### [EXERCISE]
Reproduce every line of these items word for word, omitting the pictures.

Layout annotation records
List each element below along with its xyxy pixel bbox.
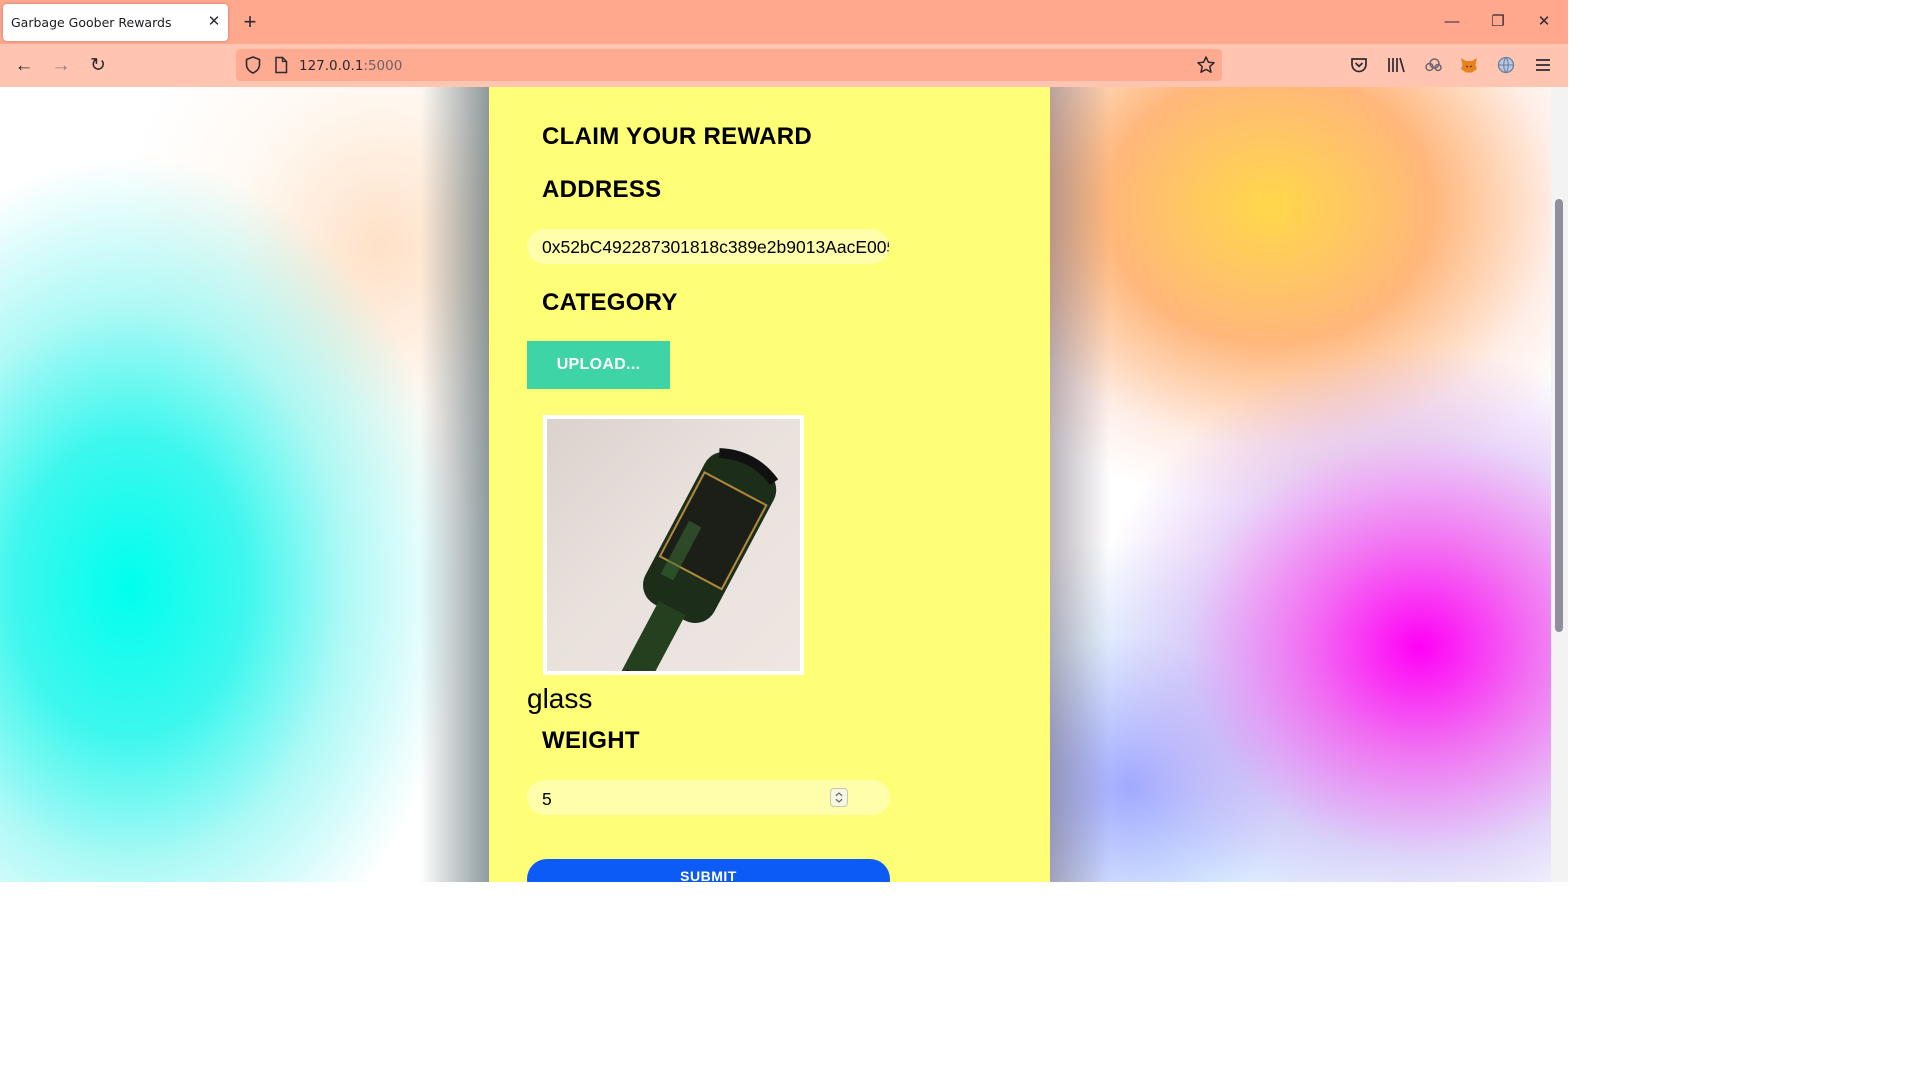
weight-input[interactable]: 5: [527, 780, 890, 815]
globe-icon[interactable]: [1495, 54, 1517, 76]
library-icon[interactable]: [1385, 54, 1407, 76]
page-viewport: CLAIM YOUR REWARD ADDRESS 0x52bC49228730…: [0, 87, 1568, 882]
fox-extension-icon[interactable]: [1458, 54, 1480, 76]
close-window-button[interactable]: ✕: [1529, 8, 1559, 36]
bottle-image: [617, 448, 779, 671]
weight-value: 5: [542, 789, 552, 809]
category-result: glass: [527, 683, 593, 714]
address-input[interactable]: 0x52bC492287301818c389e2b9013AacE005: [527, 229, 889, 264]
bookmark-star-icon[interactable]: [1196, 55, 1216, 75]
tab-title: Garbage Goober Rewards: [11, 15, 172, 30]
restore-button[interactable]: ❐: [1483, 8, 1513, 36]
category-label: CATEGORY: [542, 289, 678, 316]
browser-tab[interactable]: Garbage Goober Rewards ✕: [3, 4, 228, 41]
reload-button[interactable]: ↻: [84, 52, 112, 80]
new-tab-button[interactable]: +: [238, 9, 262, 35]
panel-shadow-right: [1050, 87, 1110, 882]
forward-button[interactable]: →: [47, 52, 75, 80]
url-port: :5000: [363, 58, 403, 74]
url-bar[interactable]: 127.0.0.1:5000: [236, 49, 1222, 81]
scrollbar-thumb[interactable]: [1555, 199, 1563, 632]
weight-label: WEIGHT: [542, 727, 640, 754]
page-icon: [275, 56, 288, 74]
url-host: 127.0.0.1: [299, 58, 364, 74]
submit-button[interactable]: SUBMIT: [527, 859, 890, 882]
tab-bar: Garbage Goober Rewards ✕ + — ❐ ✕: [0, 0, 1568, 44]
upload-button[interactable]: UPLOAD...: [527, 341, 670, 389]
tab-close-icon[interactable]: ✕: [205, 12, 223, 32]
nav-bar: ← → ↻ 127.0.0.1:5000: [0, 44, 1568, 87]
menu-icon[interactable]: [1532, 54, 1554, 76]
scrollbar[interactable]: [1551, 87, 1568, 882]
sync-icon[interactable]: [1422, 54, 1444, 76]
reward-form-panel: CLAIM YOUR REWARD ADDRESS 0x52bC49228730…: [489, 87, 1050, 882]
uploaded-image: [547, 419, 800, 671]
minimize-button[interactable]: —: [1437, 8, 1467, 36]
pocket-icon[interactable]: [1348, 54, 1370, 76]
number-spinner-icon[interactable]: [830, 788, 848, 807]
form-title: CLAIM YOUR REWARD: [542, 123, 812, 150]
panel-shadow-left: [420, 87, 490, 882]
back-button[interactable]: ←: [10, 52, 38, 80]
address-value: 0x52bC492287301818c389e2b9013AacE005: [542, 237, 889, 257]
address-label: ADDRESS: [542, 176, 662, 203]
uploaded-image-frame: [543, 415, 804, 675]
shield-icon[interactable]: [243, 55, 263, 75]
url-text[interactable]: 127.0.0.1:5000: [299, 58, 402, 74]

### [TASK SOLUTION]
List each element below along with its xyxy pixel bbox.
weight-input[interactable]: 5: [527, 780, 890, 815]
globe-icon[interactable]: [1495, 54, 1517, 76]
library-icon[interactable]: [1385, 54, 1407, 76]
page-viewport: CLAIM YOUR REWARD ADDRESS 0x52bC49228730…: [0, 87, 1568, 882]
fox-extension-icon[interactable]: [1458, 54, 1480, 76]
close-window-button[interactable]: ✕: [1529, 8, 1559, 36]
bottle-image: [617, 448, 779, 671]
weight-value: 5: [542, 789, 552, 809]
category-result: glass: [527, 683, 593, 714]
address-input[interactable]: 0x52bC492287301818c389e2b9013AacE005: [527, 229, 889, 264]
bookmark-star-icon[interactable]: [1196, 55, 1216, 75]
tab-title: Garbage Goober Rewards: [11, 15, 172, 30]
restore-button[interactable]: ❐: [1483, 8, 1513, 36]
category-label: CATEGORY: [542, 289, 678, 316]
browser-tab[interactable]: Garbage Goober Rewards ✕: [3, 4, 228, 41]
reload-button[interactable]: ↻: [84, 52, 112, 80]
new-tab-button[interactable]: +: [238, 9, 262, 35]
panel-shadow-right: [1050, 87, 1110, 882]
forward-button[interactable]: →: [47, 52, 75, 80]
url-port: :5000: [363, 58, 403, 74]
url-bar[interactable]: 127.0.0.1:5000: [236, 49, 1222, 81]
scrollbar-thumb[interactable]: [1555, 199, 1563, 632]
weight-label: WEIGHT: [542, 727, 640, 754]
page-icon: [275, 56, 288, 74]
url-host: 127.0.0.1: [299, 58, 364, 74]
submit-button[interactable]: SUBMIT: [527, 859, 890, 882]
tab-bar: Garbage Goober Rewards ✕ + — ❐ ✕: [0, 0, 1568, 44]
upload-button[interactable]: UPLOAD...: [527, 341, 670, 389]
tab-close-icon[interactable]: ✕: [205, 12, 223, 32]
nav-bar: ← → ↻ 127.0.0.1:5000: [0, 44, 1568, 87]
menu-icon[interactable]: [1532, 54, 1554, 76]
scrollbar[interactable]: [1551, 87, 1568, 882]
sync-icon[interactable]: [1422, 54, 1444, 76]
reward-form-panel: CLAIM YOUR REWARD ADDRESS 0x52bC49228730…: [489, 87, 1050, 882]
uploaded-image: [547, 419, 800, 671]
minimize-button[interactable]: —: [1437, 8, 1467, 36]
pocket-icon[interactable]: [1348, 54, 1370, 76]
number-spinner-icon[interactable]: [830, 788, 848, 807]
form-title: CLAIM YOUR REWARD: [542, 123, 812, 150]
panel-shadow-left: [420, 87, 490, 882]
back-button[interactable]: ←: [10, 52, 38, 80]
address-value: 0x52bC492287301818c389e2b9013AacE005: [542, 237, 889, 257]
address-label: ADDRESS: [542, 176, 662, 203]
uploaded-image-frame: [543, 415, 804, 675]
shield-icon[interactable]: [243, 55, 263, 75]
url-text[interactable]: 127.0.0.1:5000: [299, 58, 402, 74]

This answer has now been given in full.